**DOCUMENT TEXT**

Personal information
- Born: 11 February 1991 (age 34) Harare, Zimbabwe
- Listed height: 6 ft 10 in (2.08 m)
- Listed weight: 250 lb (113 kg)

Career information
- NBA draft: 2013: undrafted
- Playing career: 2011–present

Career history
- 2010–2011: Mbare Heat
- 2011: ASC Göttingen
- 2011–2012: BG Göttingen
- 2012–2015: TBB Trier
- 2015: Pallacanestro Reggiana
- 2015–2016: Tenezis Verona
- 2016: Bayern Munich
- 2016–2019: Élan Béarnais Pau-Orthez
- 2019–2021: Metropolitans 92
- 2021–2023: Élan Béarnais Pau-Orthez
- 2023–2024: JDA Dijon
- 2024–2025: SIG Strasbourg

Career highlights
- All-French League Team (2023); 2× French Cup winner (2022, 2024); 2× French Cup Final MVP (2022, 2024); Zimbabwean League champion (2011);
- Stats at Basketball Reference

= Vitalis Chikoko =

Zimbabwean basketball player (born 1991)

Vitalis Chikoko (born 11 February 1991) is a Zimbabwean professional basketball player who last played for SIG Strasbourg of the French LNB Pro A.

== Early life ==
Chikoko started playing basketball at age 12 in Harare.

== Professional career ==
Chikoko started his career in Zimbabwe with the Mbare Heat from Mbare suburb in his hometown Harare. He left in 2011 to play for ASC Göttingen in Germany, before transferring to Basketball Bundesliga club BG Göttingen later that year. After one year with Göttingen, Chikoko transferred to TBB Trier where he would stay for three seasons.

In 2015, Chikoko joined Pallacanestro Reggiana of the Italian Lega Basket Serie A (LBA).

In 2022, Chikoko helped Élan Béarnais win their fourth-ever French Cup by scoring 15 points and grabbing 8 rebounds in the final against SIG Strasbourg. After the game, he was named the French Cup Final MVP. Chikoko was the first African MVP in French basketball history. On 17 May 2023 he was named to the All-Pro A First Team of the 2022–23 season.

On 17 July 2023 he signed with JDA Dijon of the LNB Pro A. On 27 April 2024, Dijon won their third French Cup in history, and Chikoko was named the Final MVP. He became the only player to have won two French Cup Final MVP awards.

On June 21, 2024, he signed with SIG Strasbourg of the French LNB Pro A.

== International career ==
Chikoko has previously represented Zimbabwe on the international stage at both the junior and senior levels. He played for his country at the 2008 FIBA Africa Under-18 Championship and the FIBA AfroBasket 2011 qualifying rounds. On FIBA AfroBasket 2015 he averaged 13.4 points, 8.8 rebounds and 1.2 assists per game.

== Personal ==
Chikoko is married and has two children, Nashe-Vitalis and Anaya-Lucy.

He founded Basket Hounds, a basketball team in Harare, Zimbabwe, in 2022. The Hounds play in the national top-level BUZ National Championship.

**MATERIAL SUPPLIED**

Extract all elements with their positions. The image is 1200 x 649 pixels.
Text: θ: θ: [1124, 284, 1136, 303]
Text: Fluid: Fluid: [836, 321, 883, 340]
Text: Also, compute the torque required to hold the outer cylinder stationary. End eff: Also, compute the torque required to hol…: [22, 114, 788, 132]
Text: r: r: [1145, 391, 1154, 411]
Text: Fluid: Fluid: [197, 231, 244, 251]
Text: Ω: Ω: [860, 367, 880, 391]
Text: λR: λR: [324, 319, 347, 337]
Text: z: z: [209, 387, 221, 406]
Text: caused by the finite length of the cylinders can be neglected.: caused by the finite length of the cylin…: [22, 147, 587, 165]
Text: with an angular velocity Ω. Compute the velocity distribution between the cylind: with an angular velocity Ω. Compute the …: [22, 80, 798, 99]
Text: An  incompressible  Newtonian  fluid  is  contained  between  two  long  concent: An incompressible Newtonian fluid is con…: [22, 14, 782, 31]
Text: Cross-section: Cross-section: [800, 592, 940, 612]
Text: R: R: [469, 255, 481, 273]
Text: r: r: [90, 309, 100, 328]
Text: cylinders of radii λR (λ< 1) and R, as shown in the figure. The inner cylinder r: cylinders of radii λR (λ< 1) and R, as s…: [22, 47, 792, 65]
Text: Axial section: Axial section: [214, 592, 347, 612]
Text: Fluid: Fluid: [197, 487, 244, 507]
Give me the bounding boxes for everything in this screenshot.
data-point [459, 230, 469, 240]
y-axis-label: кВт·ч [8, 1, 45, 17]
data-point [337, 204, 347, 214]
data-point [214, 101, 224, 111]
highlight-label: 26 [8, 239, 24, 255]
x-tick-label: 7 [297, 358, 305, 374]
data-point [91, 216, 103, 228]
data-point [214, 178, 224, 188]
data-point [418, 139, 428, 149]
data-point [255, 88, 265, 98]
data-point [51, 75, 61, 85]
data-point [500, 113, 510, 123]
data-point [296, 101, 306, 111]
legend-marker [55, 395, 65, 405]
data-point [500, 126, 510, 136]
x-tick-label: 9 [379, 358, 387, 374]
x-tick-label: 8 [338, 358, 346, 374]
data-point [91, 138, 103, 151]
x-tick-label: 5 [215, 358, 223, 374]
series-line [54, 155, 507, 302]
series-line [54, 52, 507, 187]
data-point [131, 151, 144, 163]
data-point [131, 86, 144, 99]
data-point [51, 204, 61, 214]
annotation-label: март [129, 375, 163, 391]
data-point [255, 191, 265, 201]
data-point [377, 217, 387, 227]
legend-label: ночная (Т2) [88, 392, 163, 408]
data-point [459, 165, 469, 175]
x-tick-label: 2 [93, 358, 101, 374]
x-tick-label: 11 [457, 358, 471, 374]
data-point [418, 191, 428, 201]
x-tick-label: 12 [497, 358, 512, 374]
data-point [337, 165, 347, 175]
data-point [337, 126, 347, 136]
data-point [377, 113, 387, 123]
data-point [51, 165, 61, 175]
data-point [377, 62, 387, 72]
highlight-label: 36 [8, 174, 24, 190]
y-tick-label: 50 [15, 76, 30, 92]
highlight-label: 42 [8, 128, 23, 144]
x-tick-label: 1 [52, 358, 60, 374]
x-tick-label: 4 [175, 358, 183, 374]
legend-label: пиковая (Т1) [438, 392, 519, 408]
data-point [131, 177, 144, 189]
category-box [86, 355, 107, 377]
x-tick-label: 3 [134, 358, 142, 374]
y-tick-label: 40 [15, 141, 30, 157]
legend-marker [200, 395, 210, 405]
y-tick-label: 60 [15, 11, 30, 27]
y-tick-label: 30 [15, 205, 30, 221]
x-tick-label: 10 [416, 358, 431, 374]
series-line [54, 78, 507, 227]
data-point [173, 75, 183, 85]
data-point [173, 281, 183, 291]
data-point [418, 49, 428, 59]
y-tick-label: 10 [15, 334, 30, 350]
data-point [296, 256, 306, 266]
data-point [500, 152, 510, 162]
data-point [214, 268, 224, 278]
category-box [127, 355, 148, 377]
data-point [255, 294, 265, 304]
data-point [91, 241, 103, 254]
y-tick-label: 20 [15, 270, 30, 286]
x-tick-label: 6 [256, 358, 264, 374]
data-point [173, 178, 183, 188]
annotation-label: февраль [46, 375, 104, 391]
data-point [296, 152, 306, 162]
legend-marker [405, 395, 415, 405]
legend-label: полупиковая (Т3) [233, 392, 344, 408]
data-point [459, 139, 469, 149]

**EXERCISE SET**
1) According to the Vitalis Chikoko article, at what age did he start playing basketball?
2) Reproduce word for word the passage of the Vitalis Chikoko article starting with "Career highlights" and going on through "for SIG Strasbourg of the French LNB Pro A.".

**RESULTS OF THE EXERCISE**
1) He started at age 12, in Harare.

2)
Career highlights
- All-French League Team (2023); 2× French Cup winner (2022, 2024); 2× French Cup Final MVP (2022, 2024); Zimbabwean League champion (2011);
- Stats at Basketball Reference

= Vitalis Chikoko =

Zimbabwean basketball player (born 1991)

Vitalis Chikoko (born 11 February 1991) is a Zimbabwean professional basketball player who last played for SIG Strasbourg of the French LNB Pro A.